:: Task instructions ::
Provide an exact reproduction of every entry.

:: Working data ::
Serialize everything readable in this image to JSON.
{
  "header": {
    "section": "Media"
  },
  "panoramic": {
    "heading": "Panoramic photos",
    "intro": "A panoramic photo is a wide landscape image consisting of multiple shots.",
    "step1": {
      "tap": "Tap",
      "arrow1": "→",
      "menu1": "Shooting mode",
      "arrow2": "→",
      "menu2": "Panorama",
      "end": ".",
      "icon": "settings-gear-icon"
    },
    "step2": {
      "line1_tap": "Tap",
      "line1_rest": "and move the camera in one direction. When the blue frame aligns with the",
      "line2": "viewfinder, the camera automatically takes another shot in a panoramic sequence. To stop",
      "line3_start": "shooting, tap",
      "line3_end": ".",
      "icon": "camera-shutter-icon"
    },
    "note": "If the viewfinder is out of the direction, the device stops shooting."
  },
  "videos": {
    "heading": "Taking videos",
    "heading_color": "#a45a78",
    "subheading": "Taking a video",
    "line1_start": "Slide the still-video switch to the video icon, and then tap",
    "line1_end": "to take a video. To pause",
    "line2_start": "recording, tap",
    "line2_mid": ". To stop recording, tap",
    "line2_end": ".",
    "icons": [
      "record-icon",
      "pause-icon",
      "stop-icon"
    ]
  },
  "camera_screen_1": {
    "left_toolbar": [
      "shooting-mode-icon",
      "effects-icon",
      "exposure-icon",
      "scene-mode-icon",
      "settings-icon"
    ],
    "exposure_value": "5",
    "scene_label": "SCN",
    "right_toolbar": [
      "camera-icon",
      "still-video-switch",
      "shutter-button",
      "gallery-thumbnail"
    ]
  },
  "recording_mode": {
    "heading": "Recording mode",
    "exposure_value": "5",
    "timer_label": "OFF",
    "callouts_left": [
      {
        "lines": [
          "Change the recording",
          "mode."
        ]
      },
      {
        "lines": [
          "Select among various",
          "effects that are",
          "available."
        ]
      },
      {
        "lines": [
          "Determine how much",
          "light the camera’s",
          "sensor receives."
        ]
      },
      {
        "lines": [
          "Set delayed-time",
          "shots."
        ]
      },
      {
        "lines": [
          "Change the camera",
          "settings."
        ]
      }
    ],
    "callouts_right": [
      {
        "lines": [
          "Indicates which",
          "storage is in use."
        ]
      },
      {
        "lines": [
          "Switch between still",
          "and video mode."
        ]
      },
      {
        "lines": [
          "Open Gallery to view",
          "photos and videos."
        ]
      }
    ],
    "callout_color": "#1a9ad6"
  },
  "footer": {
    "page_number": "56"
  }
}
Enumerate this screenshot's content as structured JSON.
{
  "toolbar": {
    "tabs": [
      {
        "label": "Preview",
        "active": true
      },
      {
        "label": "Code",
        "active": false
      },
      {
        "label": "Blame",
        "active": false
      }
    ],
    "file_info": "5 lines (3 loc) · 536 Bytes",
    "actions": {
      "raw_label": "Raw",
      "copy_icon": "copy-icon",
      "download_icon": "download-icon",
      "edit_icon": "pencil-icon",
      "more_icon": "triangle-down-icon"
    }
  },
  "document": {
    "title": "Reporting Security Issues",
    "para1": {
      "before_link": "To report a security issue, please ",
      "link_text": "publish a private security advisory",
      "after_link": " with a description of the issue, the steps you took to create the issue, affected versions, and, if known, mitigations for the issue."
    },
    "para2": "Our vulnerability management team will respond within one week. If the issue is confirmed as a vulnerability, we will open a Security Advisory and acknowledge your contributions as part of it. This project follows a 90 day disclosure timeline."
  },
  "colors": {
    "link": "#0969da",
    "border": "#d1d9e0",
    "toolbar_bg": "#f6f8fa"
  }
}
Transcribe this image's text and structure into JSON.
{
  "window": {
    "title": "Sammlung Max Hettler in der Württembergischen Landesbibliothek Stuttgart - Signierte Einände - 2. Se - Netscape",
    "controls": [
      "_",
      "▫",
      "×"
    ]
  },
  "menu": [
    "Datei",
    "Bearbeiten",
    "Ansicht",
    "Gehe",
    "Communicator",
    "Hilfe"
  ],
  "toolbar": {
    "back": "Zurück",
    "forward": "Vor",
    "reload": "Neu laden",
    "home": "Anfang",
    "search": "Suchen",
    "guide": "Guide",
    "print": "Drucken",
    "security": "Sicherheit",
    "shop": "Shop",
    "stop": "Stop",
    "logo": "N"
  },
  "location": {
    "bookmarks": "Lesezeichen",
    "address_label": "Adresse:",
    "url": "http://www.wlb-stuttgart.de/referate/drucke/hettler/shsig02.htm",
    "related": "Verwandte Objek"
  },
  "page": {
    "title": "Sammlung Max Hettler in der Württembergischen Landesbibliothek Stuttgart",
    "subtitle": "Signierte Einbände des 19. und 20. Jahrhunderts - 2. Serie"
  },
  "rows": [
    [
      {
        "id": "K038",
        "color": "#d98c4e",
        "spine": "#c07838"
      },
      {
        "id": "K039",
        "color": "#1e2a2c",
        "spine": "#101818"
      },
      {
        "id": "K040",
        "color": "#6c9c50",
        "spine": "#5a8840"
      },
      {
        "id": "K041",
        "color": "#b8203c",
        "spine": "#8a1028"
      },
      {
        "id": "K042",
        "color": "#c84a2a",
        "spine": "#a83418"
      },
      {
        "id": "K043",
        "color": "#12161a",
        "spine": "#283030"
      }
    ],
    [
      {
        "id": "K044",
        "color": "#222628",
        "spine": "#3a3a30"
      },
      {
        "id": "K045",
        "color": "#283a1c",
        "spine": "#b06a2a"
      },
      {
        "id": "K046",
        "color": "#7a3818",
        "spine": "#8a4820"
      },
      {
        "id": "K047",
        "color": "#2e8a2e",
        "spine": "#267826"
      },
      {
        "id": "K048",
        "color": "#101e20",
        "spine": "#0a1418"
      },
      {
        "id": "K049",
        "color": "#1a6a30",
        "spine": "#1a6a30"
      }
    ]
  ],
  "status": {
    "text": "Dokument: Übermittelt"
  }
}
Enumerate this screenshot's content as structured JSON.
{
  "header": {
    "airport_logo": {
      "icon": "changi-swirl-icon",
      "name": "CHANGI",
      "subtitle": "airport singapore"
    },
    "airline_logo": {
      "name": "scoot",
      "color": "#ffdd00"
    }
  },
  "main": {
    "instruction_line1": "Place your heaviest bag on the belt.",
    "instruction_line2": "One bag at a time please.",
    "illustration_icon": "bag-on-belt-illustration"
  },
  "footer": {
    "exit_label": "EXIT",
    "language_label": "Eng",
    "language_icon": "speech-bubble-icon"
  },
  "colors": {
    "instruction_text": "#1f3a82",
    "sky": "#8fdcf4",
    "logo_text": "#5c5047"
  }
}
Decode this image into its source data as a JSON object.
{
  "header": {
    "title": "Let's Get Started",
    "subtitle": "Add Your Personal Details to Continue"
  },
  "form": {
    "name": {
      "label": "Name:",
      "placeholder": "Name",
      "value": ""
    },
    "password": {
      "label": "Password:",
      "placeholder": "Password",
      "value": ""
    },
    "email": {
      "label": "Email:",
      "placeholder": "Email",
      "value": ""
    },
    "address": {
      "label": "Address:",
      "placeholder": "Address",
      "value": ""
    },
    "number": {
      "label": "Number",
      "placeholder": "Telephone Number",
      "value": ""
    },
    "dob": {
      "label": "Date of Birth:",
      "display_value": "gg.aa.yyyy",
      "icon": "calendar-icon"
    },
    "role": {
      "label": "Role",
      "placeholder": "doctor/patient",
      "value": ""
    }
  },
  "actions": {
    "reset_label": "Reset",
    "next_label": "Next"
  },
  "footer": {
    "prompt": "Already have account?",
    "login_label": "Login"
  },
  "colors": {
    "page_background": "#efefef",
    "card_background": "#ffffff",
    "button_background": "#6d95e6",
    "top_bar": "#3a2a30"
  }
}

:: Final answer ::
Serialize everything readable in this image to JSON.
{
  "header": {
    "section": "Media"
  },
  "panoramic": {
    "heading": "Panoramic photos",
    "intro": "A panoramic photo is a wide landscape image consisting of multiple shots.",
    "step1": {
      "tap": "Tap",
      "arrow1": "→",
      "menu1": "Shooting mode",
      "arrow2": "→",
      "menu2": "Panorama",
      "end": ".",
      "icon": "settings-gear-icon"
    },
    "step2": {
      "line1_tap": "Tap",
      "line1_rest": "and move the camera in one direction. When the blue frame aligns with the",
      "line2": "viewfinder, the camera automatically takes another shot in a panoramic sequence. To stop",
      "line3_start": "shooting, tap",
      "line3_end": ".",
      "icon": "camera-shutter-icon"
    },
    "note": "If the viewfinder is out of the direction, the device stops shooting."
  },
  "videos": {
    "heading": "Taking videos",
    "heading_color": "#a45a78",
    "subheading": "Taking a video",
    "line1_start": "Slide the still-video switch to the video icon, and then tap",
    "line1_end": "to take a video. To pause",
    "line2_start": "recording, tap",
    "line2_mid": ". To stop recording, tap",
    "line2_end": ".",
    "icons": [
      "record-icon",
      "pause-icon",
      "stop-icon"
    ]
  },
  "camera_screen_1": {
    "left_toolbar": [
      "shooting-mode-icon",
      "effects-icon",
      "exposure-icon",
      "scene-mode-icon",
      "settings-icon"
    ],
    "exposure_value": "5",
    "scene_label": "SCN",
    "right_toolbar": [
      "camera-icon",
      "still-video-switch",
      "shutter-button",
      "gallery-thumbnail"
    ]
  },
  "recording_mode": {
    "heading": "Recording mode",
    "exposure_value": "5",
    "timer_label": "OFF",
    "callouts_left": [
      {
        "lines": [
          "Change the recording",
          "mode."
        ]
      },
      {
        "lines": [
          "Select among various",
          "effects that are",
          "available."
        ]
      },
      {
        "lines": [
          "Determine how much",
          "light the camera’s",
          "sensor receives."
        ]
      },
      {
        "lines": [
          "Set delayed-time",
          "shots."
        ]
      },
      {
        "lines": [
          "Change the camera",
          "settings."
        ]
      }
    ],
    "callouts_right": [
      {
        "lines": [
          "Indicates which",
          "storage is in use."
        ]
      },
      {
        "lines": [
          "Switch between still",
          "and video mode."
        ]
      },
      {
        "lines": [
          "Open Gallery to view",
          "photos and videos."
        ]
      }
    ],
    "callout_color": "#1a9ad6"
  },
  "footer": {
    "page_number": "56"
  }
}
Enumerate this screenshot's content as structured JSON.
{
  "toolbar": {
    "tabs": [
      {
        "label": "Preview",
        "active": true
      },
      {
        "label": "Code",
        "active": false
      },
      {
        "label": "Blame",
        "active": false
      }
    ],
    "file_info": "5 lines (3 loc) · 536 Bytes",
    "actions": {
      "raw_label": "Raw",
      "copy_icon": "copy-icon",
      "download_icon": "download-icon",
      "edit_icon": "pencil-icon",
      "more_icon": "triangle-down-icon"
    }
  },
  "document": {
    "title": "Reporting Security Issues",
    "para1": {
      "before_link": "To report a security issue, please ",
      "link_text": "publish a private security advisory",
      "after_link": " with a description of the issue, the steps you took to create the issue, affected versions, and, if known, mitigations for the issue."
    },
    "para2": "Our vulnerability management team will respond within one week. If the issue is confirmed as a vulnerability, we will open a Security Advisory and acknowledge your contributions as part of it. This project follows a 90 day disclosure timeline."
  },
  "colors": {
    "link": "#0969da",
    "border": "#d1d9e0",
    "toolbar_bg": "#f6f8fa"
  }
}
Transcribe this image's text and structure into JSON.
{
  "window": {
    "title": "Sammlung Max Hettler in der Württembergischen Landesbibliothek Stuttgart - Signierte Einände - 2. Se - Netscape",
    "controls": [
      "_",
      "▫",
      "×"
    ]
  },
  "menu": [
    "Datei",
    "Bearbeiten",
    "Ansicht",
    "Gehe",
    "Communicator",
    "Hilfe"
  ],
  "toolbar": {
    "back": "Zurück",
    "forward": "Vor",
    "reload": "Neu laden",
    "home": "Anfang",
    "search": "Suchen",
    "guide": "Guide",
    "print": "Drucken",
    "security": "Sicherheit",
    "shop": "Shop",
    "stop": "Stop",
    "logo": "N"
  },
  "location": {
    "bookmarks": "Lesezeichen",
    "address_label": "Adresse:",
    "url": "http://www.wlb-stuttgart.de/referate/drucke/hettler/shsig02.htm",
    "related": "Verwandte Objek"
  },
  "page": {
    "title": "Sammlung Max Hettler in der Württembergischen Landesbibliothek Stuttgart",
    "subtitle": "Signierte Einbände des 19. und 20. Jahrhunderts - 2. Serie"
  },
  "rows": [
    [
      {
        "id": "K038",
        "color": "#d98c4e",
        "spine": "#c07838"
      },
      {
        "id": "K039",
        "color": "#1e2a2c",
        "spine": "#101818"
      },
      {
        "id": "K040",
        "color": "#6c9c50",
        "spine": "#5a8840"
      },
      {
        "id": "K041",
        "color": "#b8203c",
        "spine": "#8a1028"
      },
      {
        "id": "K042",
        "color": "#c84a2a",
        "spine": "#a83418"
      },
      {
        "id": "K043",
        "color": "#12161a",
        "spine": "#283030"
      }
    ],
    [
      {
        "id": "K044",
        "color": "#222628",
        "spine": "#3a3a30"
      },
      {
        "id": "K045",
        "color": "#283a1c",
        "spine": "#b06a2a"
      },
      {
        "id": "K046",
        "color": "#7a3818",
        "spine": "#8a4820"
      },
      {
        "id": "K047",
        "color": "#2e8a2e",
        "spine": "#267826"
      },
      {
        "id": "K048",
        "color": "#101e20",
        "spine": "#0a1418"
      },
      {
        "id": "K049",
        "color": "#1a6a30",
        "spine": "#1a6a30"
      }
    ]
  ],
  "status": {
    "text": "Dokument: Übermittelt"
  }
}
Enumerate this screenshot's content as structured JSON.
{
  "header": {
    "airport_logo": {
      "icon": "changi-swirl-icon",
      "name": "CHANGI",
      "subtitle": "airport singapore"
    },
    "airline_logo": {
      "name": "scoot",
      "color": "#ffdd00"
    }
  },
  "main": {
    "instruction_line1": "Place your heaviest bag on the belt.",
    "instruction_line2": "One bag at a time please.",
    "illustration_icon": "bag-on-belt-illustration"
  },
  "footer": {
    "exit_label": "EXIT",
    "language_label": "Eng",
    "language_icon": "speech-bubble-icon"
  },
  "colors": {
    "instruction_text": "#1f3a82",
    "sky": "#8fdcf4",
    "logo_text": "#5c5047"
  }
}
Decode this image into its source data as a JSON object.
{
  "header": {
    "title": "Let's Get Started",
    "subtitle": "Add Your Personal Details to Continue"
  },
  "form": {
    "name": {
      "label": "Name:",
      "placeholder": "Name",
      "value": ""
    },
    "password": {
      "label": "Password:",
      "placeholder": "Password",
      "value": ""
    },
    "email": {
      "label": "Email:",
      "placeholder": "Email",
      "value": ""
    },
    "address": {
      "label": "Address:",
      "placeholder": "Address",
      "value": ""
    },
    "number": {
      "label": "Number",
      "placeholder": "Telephone Number",
      "value": ""
    },
    "dob": {
      "label": "Date of Birth:",
      "display_value": "gg.aa.yyyy",
      "icon": "calendar-icon"
    },
    "role": {
      "label": "Role",
      "placeholder": "doctor/patient",
      "value": ""
    }
  },
  "actions": {
    "reset_label": "Reset",
    "next_label": "Next"
  },
  "footer": {
    "prompt": "Already have account?",
    "login_label": "Login"
  },
  "colors": {
    "page_background": "#efefef",
    "card_background": "#ffffff",
    "button_background": "#6d95e6",
    "top_bar": "#3a2a30"
  }
}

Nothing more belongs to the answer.